● **TASK GOAL**
Retype the listing that follows, exactly as written.

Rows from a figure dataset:
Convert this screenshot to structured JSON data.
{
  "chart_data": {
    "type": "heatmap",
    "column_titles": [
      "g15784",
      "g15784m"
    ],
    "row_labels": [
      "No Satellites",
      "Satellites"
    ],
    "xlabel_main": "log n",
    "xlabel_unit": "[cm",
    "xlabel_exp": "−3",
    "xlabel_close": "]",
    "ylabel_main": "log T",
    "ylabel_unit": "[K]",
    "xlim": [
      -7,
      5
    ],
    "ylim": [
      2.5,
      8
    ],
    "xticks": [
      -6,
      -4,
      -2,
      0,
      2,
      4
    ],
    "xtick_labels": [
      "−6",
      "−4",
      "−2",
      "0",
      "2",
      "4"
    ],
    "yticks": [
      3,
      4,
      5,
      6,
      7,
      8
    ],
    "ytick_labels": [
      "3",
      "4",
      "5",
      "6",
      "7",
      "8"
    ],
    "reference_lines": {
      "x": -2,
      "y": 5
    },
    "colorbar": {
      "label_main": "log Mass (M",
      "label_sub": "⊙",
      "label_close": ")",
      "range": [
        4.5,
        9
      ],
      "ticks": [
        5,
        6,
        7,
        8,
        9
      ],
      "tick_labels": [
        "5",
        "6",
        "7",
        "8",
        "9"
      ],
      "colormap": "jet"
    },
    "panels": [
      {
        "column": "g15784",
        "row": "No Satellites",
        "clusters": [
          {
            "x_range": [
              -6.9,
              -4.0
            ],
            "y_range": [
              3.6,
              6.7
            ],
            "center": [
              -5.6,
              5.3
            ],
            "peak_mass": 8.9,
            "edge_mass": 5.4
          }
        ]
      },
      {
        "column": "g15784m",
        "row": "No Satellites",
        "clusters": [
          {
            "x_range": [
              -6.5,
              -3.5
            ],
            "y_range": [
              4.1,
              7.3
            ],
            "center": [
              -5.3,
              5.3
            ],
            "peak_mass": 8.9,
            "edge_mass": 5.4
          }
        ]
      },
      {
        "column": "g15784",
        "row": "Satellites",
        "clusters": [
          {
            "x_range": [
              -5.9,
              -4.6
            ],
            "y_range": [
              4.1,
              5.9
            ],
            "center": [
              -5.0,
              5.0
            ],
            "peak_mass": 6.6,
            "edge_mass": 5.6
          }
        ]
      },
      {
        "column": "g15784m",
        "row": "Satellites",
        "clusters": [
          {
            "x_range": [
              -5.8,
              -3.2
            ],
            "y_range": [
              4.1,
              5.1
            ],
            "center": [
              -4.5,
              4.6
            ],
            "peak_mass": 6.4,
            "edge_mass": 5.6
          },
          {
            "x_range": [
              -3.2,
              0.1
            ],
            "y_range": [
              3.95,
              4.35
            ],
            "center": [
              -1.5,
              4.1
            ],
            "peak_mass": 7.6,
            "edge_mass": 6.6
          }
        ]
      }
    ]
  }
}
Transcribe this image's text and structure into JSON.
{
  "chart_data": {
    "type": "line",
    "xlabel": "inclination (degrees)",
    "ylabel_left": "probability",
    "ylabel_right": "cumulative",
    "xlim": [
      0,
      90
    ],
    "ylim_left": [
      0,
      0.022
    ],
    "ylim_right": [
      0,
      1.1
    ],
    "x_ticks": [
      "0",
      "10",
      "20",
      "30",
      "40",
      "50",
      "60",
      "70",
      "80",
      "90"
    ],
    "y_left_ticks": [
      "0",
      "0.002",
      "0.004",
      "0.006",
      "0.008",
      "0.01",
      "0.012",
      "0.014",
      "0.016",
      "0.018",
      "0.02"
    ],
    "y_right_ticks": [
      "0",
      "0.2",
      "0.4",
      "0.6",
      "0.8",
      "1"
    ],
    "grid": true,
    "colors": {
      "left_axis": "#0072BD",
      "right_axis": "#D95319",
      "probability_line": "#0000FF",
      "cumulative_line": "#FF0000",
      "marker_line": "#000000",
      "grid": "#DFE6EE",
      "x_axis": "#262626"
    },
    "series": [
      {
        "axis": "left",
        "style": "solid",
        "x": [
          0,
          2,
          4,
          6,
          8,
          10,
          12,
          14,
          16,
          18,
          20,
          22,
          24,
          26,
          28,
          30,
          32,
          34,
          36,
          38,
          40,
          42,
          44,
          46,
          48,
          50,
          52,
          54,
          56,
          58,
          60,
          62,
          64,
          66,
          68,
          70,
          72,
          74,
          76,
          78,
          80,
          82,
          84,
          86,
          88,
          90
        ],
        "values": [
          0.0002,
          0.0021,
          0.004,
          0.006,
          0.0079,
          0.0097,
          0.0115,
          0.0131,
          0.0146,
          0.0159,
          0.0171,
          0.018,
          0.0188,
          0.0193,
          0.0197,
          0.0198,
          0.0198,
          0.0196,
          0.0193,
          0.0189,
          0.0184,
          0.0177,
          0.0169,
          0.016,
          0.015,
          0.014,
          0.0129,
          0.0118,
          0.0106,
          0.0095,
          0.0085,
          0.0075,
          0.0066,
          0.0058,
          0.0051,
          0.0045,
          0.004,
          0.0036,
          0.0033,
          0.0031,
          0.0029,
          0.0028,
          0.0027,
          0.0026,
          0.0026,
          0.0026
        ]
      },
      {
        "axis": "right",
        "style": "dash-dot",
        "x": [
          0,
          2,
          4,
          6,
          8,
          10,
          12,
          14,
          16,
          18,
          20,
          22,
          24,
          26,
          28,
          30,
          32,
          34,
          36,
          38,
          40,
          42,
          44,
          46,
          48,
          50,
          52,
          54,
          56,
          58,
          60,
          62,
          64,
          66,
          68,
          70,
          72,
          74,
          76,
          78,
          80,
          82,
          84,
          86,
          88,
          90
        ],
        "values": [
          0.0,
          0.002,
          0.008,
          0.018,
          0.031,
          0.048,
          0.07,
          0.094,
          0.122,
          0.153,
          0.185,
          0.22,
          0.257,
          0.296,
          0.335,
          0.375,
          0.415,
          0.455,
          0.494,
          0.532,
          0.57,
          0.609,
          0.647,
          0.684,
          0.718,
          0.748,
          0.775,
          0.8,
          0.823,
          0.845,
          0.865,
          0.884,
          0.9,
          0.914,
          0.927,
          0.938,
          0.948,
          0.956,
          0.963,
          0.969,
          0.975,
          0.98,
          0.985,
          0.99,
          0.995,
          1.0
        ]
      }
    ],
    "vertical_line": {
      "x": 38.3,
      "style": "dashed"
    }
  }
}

● **FULL SOLUTION**
Convert this screenshot to structured JSON data.
{
  "chart_data": {
    "type": "heatmap",
    "column_titles": [
      "g15784",
      "g15784m"
    ],
    "row_labels": [
      "No Satellites",
      "Satellites"
    ],
    "xlabel_main": "log n",
    "xlabel_unit": "[cm",
    "xlabel_exp": "−3",
    "xlabel_close": "]",
    "ylabel_main": "log T",
    "ylabel_unit": "[K]",
    "xlim": [
      -7,
      5
    ],
    "ylim": [
      2.5,
      8
    ],
    "xticks": [
      -6,
      -4,
      -2,
      0,
      2,
      4
    ],
    "xtick_labels": [
      "−6",
      "−4",
      "−2",
      "0",
      "2",
      "4"
    ],
    "yticks": [
      3,
      4,
      5,
      6,
      7,
      8
    ],
    "ytick_labels": [
      "3",
      "4",
      "5",
      "6",
      "7",
      "8"
    ],
    "reference_lines": {
      "x": -2,
      "y": 5
    },
    "colorbar": {
      "label_main": "log Mass (M",
      "label_sub": "⊙",
      "label_close": ")",
      "range": [
        4.5,
        9
      ],
      "ticks": [
        5,
        6,
        7,
        8,
        9
      ],
      "tick_labels": [
        "5",
        "6",
        "7",
        "8",
        "9"
      ],
      "colormap": "jet"
    },
    "panels": [
      {
        "column": "g15784",
        "row": "No Satellites",
        "clusters": [
          {
            "x_range": [
              -6.9,
              -4.0
            ],
            "y_range": [
              3.6,
              6.7
            ],
            "center": [
              -5.6,
              5.3
            ],
            "peak_mass": 8.9,
            "edge_mass": 5.4
          }
        ]
      },
      {
        "column": "g15784m",
        "row": "No Satellites",
        "clusters": [
          {
            "x_range": [
              -6.5,
              -3.5
            ],
            "y_range": [
              4.1,
              7.3
            ],
            "center": [
              -5.3,
              5.3
            ],
            "peak_mass": 8.9,
            "edge_mass": 5.4
          }
        ]
      },
      {
        "column": "g15784",
        "row": "Satellites",
        "clusters": [
          {
            "x_range": [
              -5.9,
              -4.6
            ],
            "y_range": [
              4.1,
              5.9
            ],
            "center": [
              -5.0,
              5.0
            ],
            "peak_mass": 6.6,
            "edge_mass": 5.6
          }
        ]
      },
      {
        "column": "g15784m",
        "row": "Satellites",
        "clusters": [
          {
            "x_range": [
              -5.8,
              -3.2
            ],
            "y_range": [
              4.1,
              5.1
            ],
            "center": [
              -4.5,
              4.6
            ],
            "peak_mass": 6.4,
            "edge_mass": 5.6
          },
          {
            "x_range": [
              -3.2,
              0.1
            ],
            "y_range": [
              3.95,
              4.35
            ],
            "center": [
              -1.5,
              4.1
            ],
            "peak_mass": 7.6,
            "edge_mass": 6.6
          }
        ]
      }
    ]
  }
}
Transcribe this image's text and structure into JSON.
{
  "chart_data": {
    "type": "line",
    "xlabel": "inclination (degrees)",
    "ylabel_left": "probability",
    "ylabel_right": "cumulative",
    "xlim": [
      0,
      90
    ],
    "ylim_left": [
      0,
      0.022
    ],
    "ylim_right": [
      0,
      1.1
    ],
    "x_ticks": [
      "0",
      "10",
      "20",
      "30",
      "40",
      "50",
      "60",
      "70",
      "80",
      "90"
    ],
    "y_left_ticks": [
      "0",
      "0.002",
      "0.004",
      "0.006",
      "0.008",
      "0.01",
      "0.012",
      "0.014",
      "0.016",
      "0.018",
      "0.02"
    ],
    "y_right_ticks": [
      "0",
      "0.2",
      "0.4",
      "0.6",
      "0.8",
      "1"
    ],
    "grid": true,
    "colors": {
      "left_axis": "#0072BD",
      "right_axis": "#D95319",
      "probability_line": "#0000FF",
      "cumulative_line": "#FF0000",
      "marker_line": "#000000",
      "grid": "#DFE6EE",
      "x_axis": "#262626"
    },
    "series": [
      {
        "axis": "left",
        "style": "solid",
        "x": [
          0,
          2,
          4,
          6,
          8,
          10,
          12,
          14,
          16,
          18,
          20,
          22,
          24,
          26,
          28,
          30,
          32,
          34,
          36,
          38,
          40,
          42,
          44,
          46,
          48,
          50,
          52,
          54,
          56,
          58,
          60,
          62,
          64,
          66,
          68,
          70,
          72,
          74,
          76,
          78,
          80,
          82,
          84,
          86,
          88,
          90
        ],
        "values": [
          0.0002,
          0.0021,
          0.004,
          0.006,
          0.0079,
          0.0097,
          0.0115,
          0.0131,
          0.0146,
          0.0159,
          0.0171,
          0.018,
          0.0188,
          0.0193,
          0.0197,
          0.0198,
          0.0198,
          0.0196,
          0.0193,
          0.0189,
          0.0184,
          0.0177,
          0.0169,
          0.016,
          0.015,
          0.014,
          0.0129,
          0.0118,
          0.0106,
          0.0095,
          0.0085,
          0.0075,
          0.0066,
          0.0058,
          0.0051,
          0.0045,
          0.004,
          0.0036,
          0.0033,
          0.0031,
          0.0029,
          0.0028,
          0.0027,
          0.0026,
          0.0026,
          0.0026
        ]
      },
      {
        "axis": "right",
        "style": "dash-dot",
        "x": [
          0,
          2,
          4,
          6,
          8,
          10,
          12,
          14,
          16,
          18,
          20,
          22,
          24,
          26,
          28,
          30,
          32,
          34,
          36,
          38,
          40,
          42,
          44,
          46,
          48,
          50,
          52,
          54,
          56,
          58,
          60,
          62,
          64,
          66,
          68,
          70,
          72,
          74,
          76,
          78,
          80,
          82,
          84,
          86,
          88,
          90
        ],
        "values": [
          0.0,
          0.002,
          0.008,
          0.018,
          0.031,
          0.048,
          0.07,
          0.094,
          0.122,
          0.153,
          0.185,
          0.22,
          0.257,
          0.296,
          0.335,
          0.375,
          0.415,
          0.455,
          0.494,
          0.532,
          0.57,
          0.609,
          0.647,
          0.684,
          0.718,
          0.748,
          0.775,
          0.8,
          0.823,
          0.845,
          0.865,
          0.884,
          0.9,
          0.914,
          0.927,
          0.938,
          0.948,
          0.956,
          0.963,
          0.969,
          0.975,
          0.98,
          0.985,
          0.99,
          0.995,
          1.0
        ]
      }
    ],
    "vertical_line": {
      "x": 38.3,
      "style": "dashed"
    }
  }
}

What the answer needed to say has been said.